# Task to carry out
Gather every line of the entries that includes the word "gmail".

# Task input
= = = =

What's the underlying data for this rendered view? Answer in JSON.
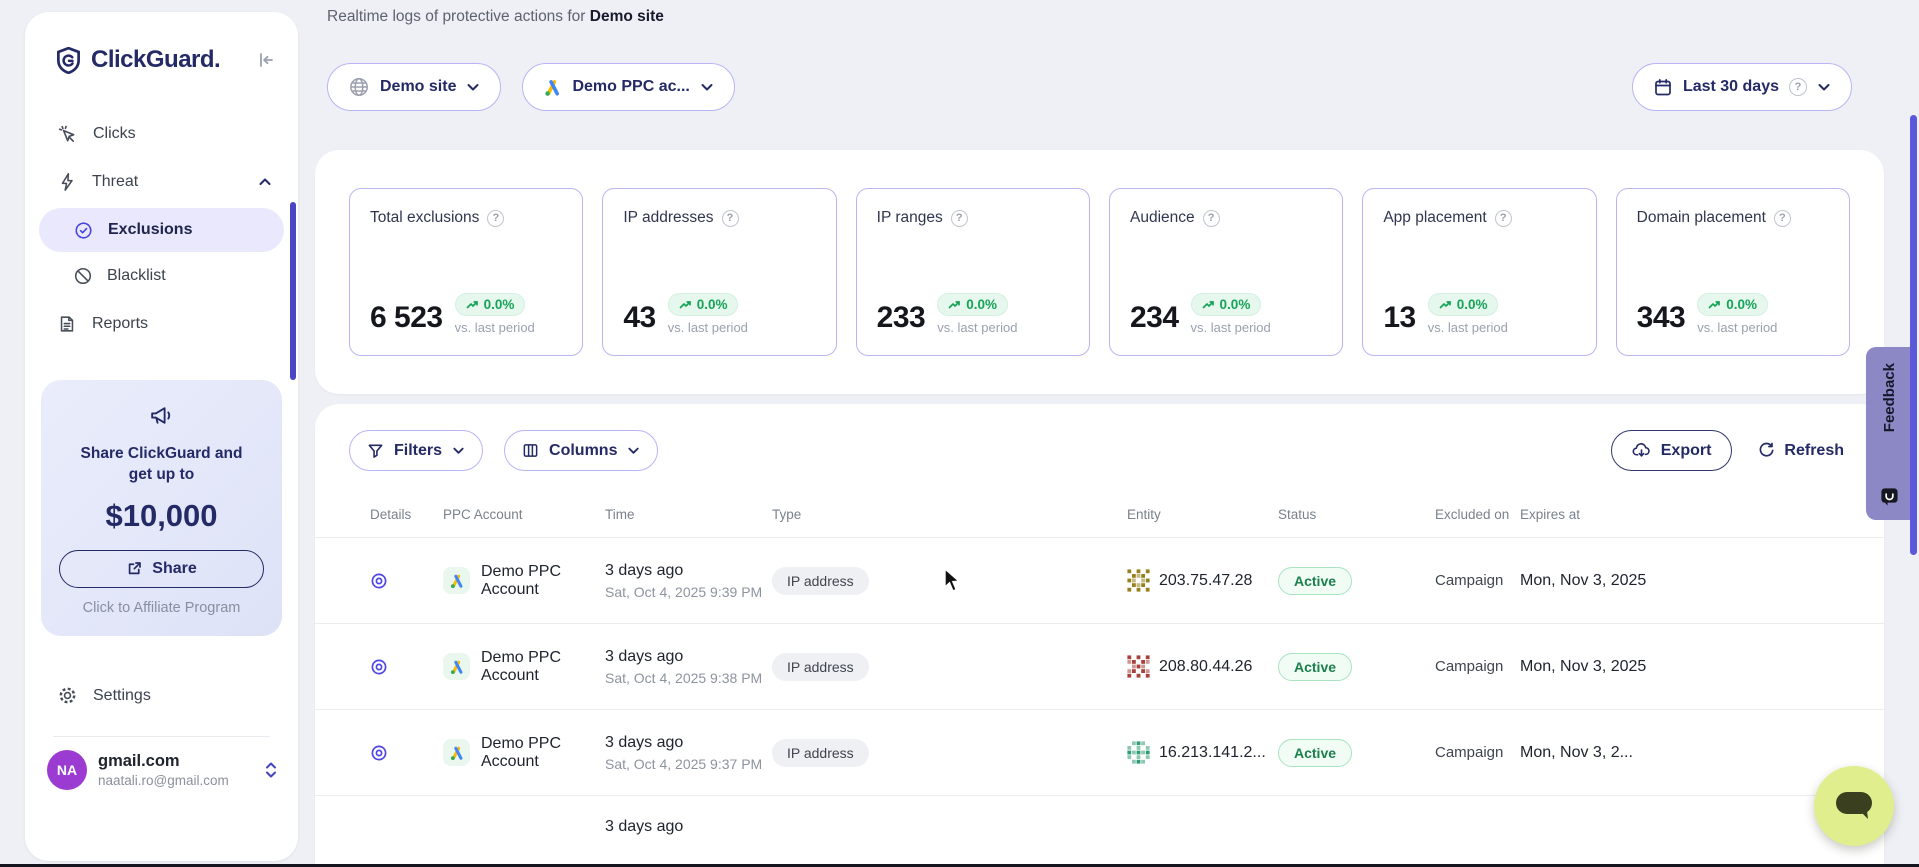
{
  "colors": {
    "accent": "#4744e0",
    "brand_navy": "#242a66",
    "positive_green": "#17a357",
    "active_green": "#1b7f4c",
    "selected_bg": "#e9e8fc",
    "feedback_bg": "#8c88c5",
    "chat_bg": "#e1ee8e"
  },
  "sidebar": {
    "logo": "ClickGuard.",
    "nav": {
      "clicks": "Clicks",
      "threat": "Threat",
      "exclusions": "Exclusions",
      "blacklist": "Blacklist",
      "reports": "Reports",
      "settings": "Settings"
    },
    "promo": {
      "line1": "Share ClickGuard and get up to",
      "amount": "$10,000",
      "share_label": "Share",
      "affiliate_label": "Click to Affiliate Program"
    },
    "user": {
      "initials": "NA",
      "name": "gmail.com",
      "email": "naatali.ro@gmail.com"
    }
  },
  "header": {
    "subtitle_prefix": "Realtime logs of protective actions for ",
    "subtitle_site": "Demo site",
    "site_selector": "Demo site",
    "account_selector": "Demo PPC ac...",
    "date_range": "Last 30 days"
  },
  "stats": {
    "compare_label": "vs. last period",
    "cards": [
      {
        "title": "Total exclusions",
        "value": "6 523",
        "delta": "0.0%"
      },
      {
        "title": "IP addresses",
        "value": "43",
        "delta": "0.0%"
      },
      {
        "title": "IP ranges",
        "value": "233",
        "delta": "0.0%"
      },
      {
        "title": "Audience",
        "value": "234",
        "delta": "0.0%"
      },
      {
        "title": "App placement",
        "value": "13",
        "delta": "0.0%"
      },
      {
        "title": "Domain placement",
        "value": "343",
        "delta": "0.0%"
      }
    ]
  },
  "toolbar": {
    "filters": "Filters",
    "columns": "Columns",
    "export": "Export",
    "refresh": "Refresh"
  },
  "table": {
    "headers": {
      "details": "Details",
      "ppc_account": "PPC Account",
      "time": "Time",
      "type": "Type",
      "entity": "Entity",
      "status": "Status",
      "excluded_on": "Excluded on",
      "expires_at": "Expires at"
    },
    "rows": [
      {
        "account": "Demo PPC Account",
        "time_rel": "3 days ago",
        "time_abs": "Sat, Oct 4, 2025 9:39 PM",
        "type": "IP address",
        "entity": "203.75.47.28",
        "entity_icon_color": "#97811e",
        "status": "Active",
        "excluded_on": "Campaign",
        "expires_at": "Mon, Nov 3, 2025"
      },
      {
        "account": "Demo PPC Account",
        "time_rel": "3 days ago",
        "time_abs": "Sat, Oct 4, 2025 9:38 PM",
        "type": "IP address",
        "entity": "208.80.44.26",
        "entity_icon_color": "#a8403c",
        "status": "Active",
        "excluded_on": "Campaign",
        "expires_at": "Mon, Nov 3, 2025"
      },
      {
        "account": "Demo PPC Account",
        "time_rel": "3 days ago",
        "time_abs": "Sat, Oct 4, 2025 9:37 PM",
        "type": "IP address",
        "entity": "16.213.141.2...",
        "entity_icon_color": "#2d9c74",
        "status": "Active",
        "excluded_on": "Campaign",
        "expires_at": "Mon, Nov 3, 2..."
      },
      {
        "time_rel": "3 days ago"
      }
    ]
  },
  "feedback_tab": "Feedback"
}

= = = =

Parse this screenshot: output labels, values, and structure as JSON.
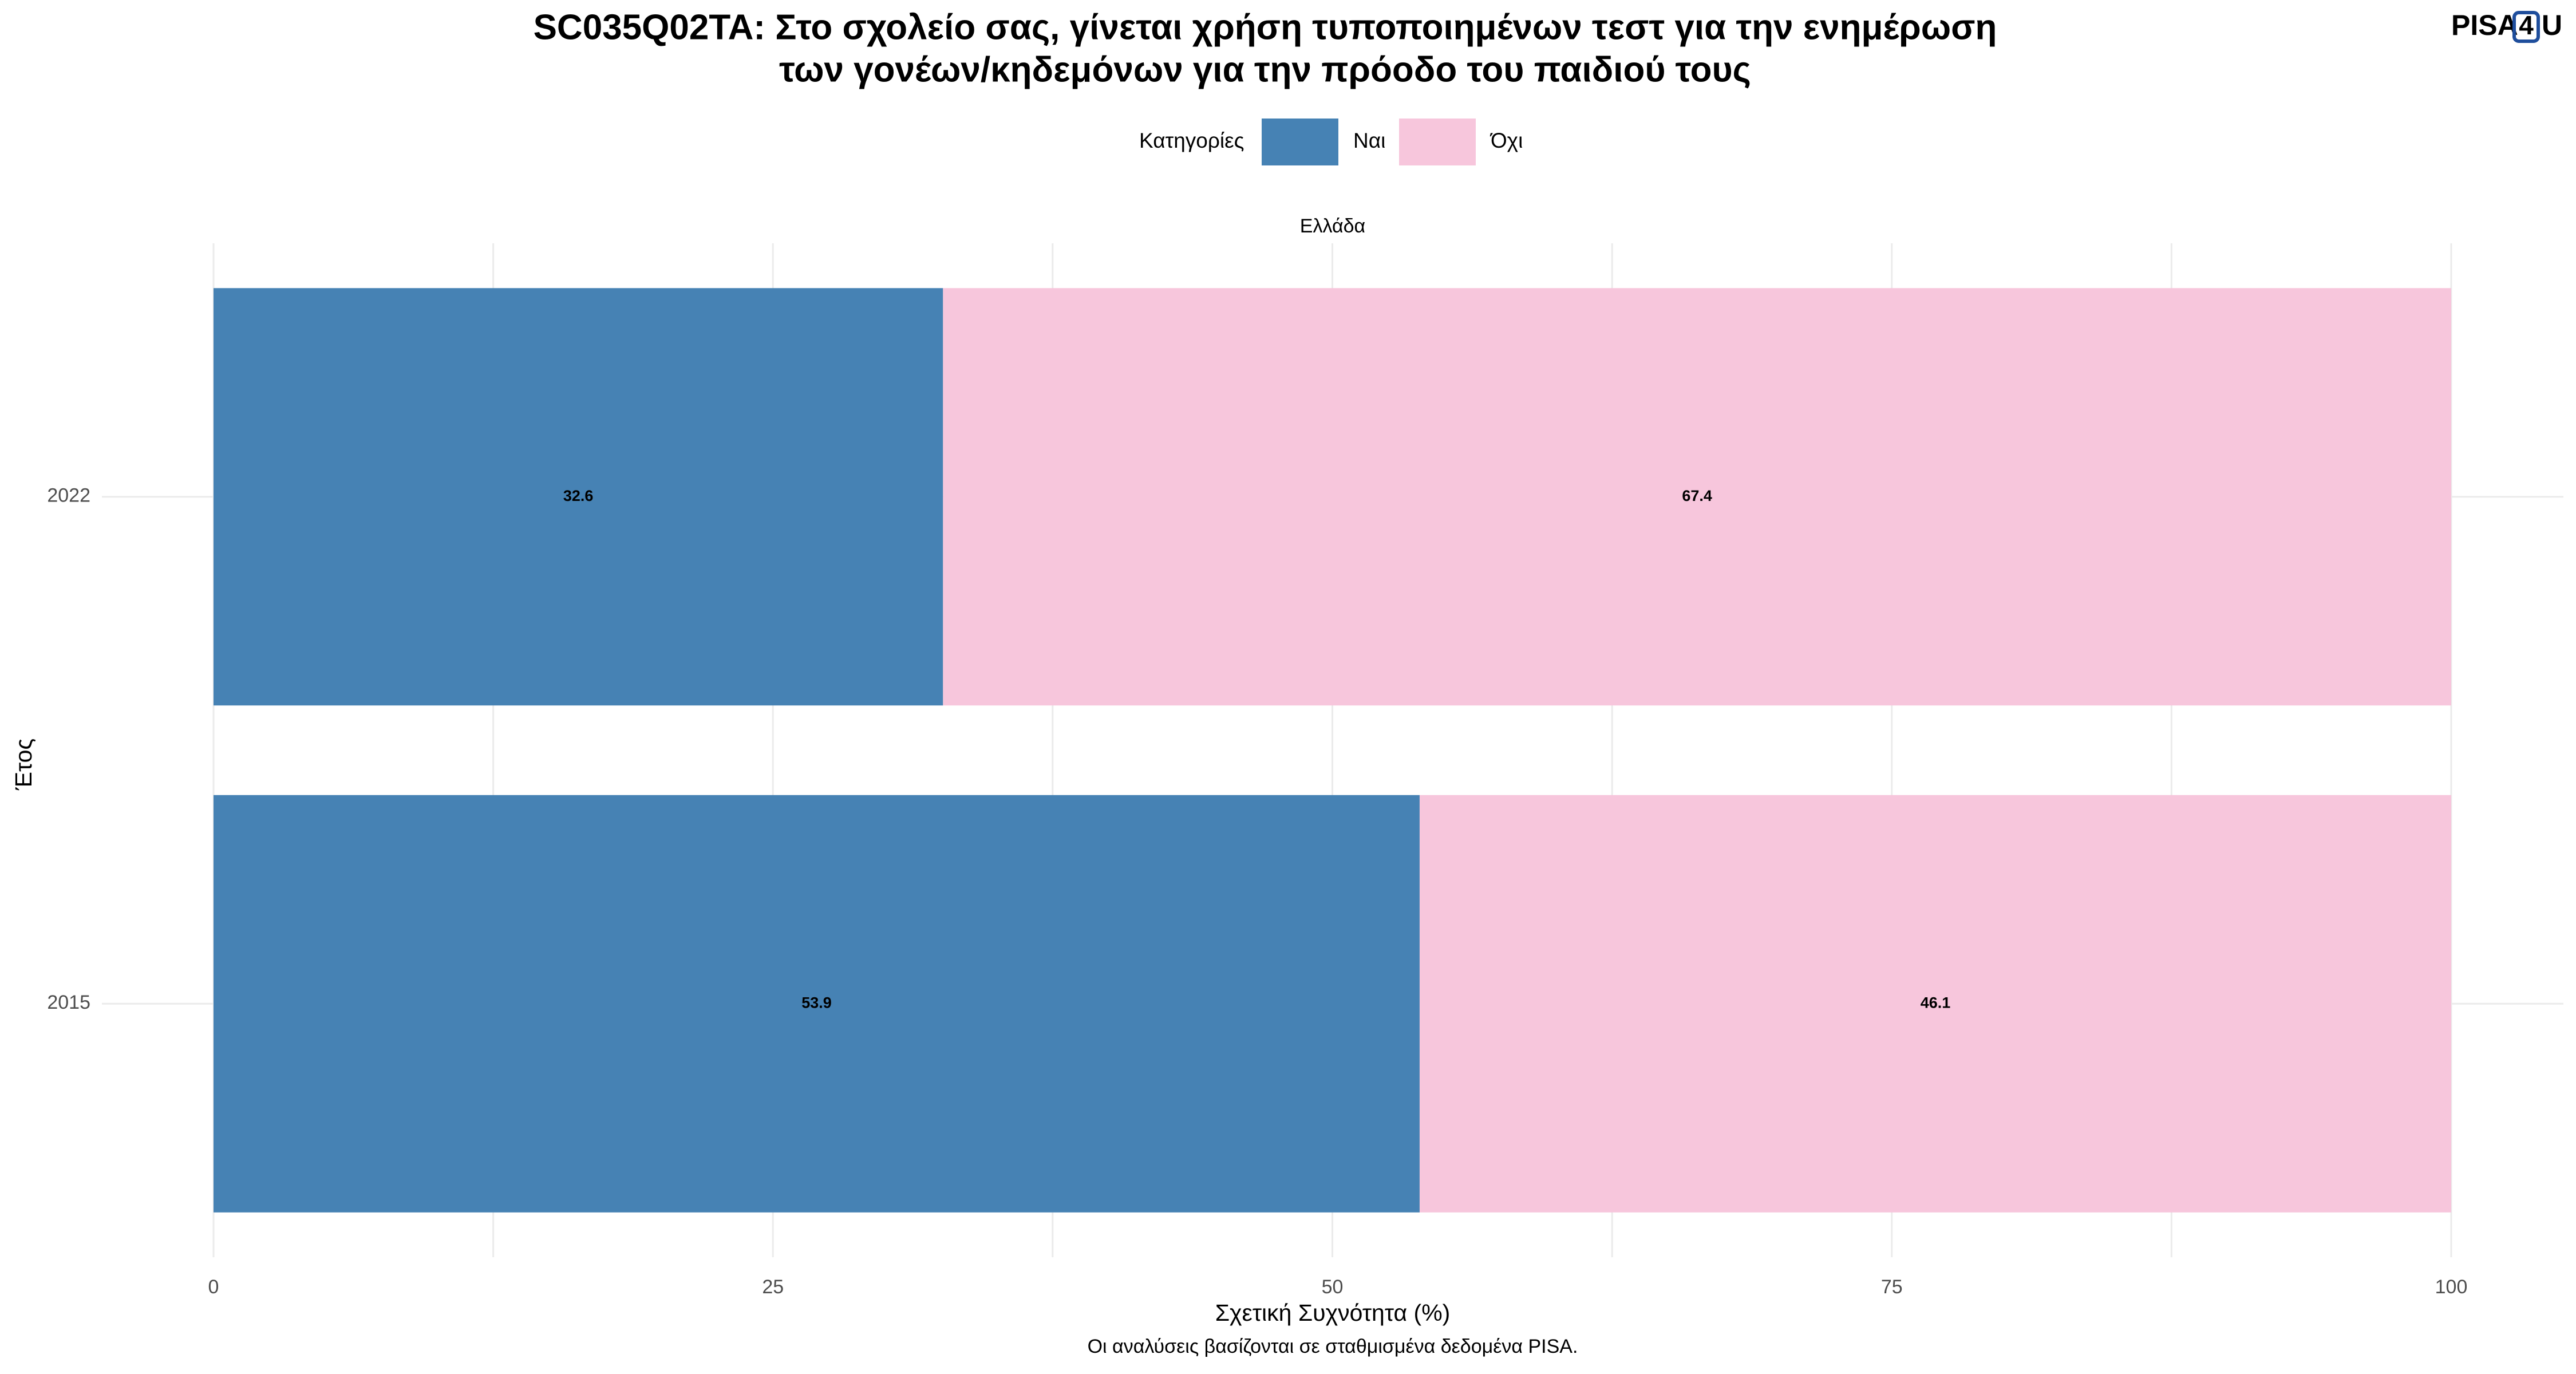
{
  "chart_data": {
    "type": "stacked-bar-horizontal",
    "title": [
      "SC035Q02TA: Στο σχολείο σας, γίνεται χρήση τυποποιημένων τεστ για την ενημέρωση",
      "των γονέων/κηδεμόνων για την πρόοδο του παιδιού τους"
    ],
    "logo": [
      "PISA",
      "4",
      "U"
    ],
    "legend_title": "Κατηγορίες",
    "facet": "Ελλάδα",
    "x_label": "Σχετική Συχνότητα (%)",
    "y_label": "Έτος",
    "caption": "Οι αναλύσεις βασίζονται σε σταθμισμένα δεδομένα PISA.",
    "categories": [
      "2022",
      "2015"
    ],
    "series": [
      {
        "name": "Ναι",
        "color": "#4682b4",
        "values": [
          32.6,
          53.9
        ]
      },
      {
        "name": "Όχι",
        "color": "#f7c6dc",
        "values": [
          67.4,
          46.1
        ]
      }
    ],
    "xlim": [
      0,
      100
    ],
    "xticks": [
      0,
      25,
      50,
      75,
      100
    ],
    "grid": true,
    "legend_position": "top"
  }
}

= = = =

# Answer in full
      "name": "gmail.com",
      "email": "naatali.ro@gmail.com"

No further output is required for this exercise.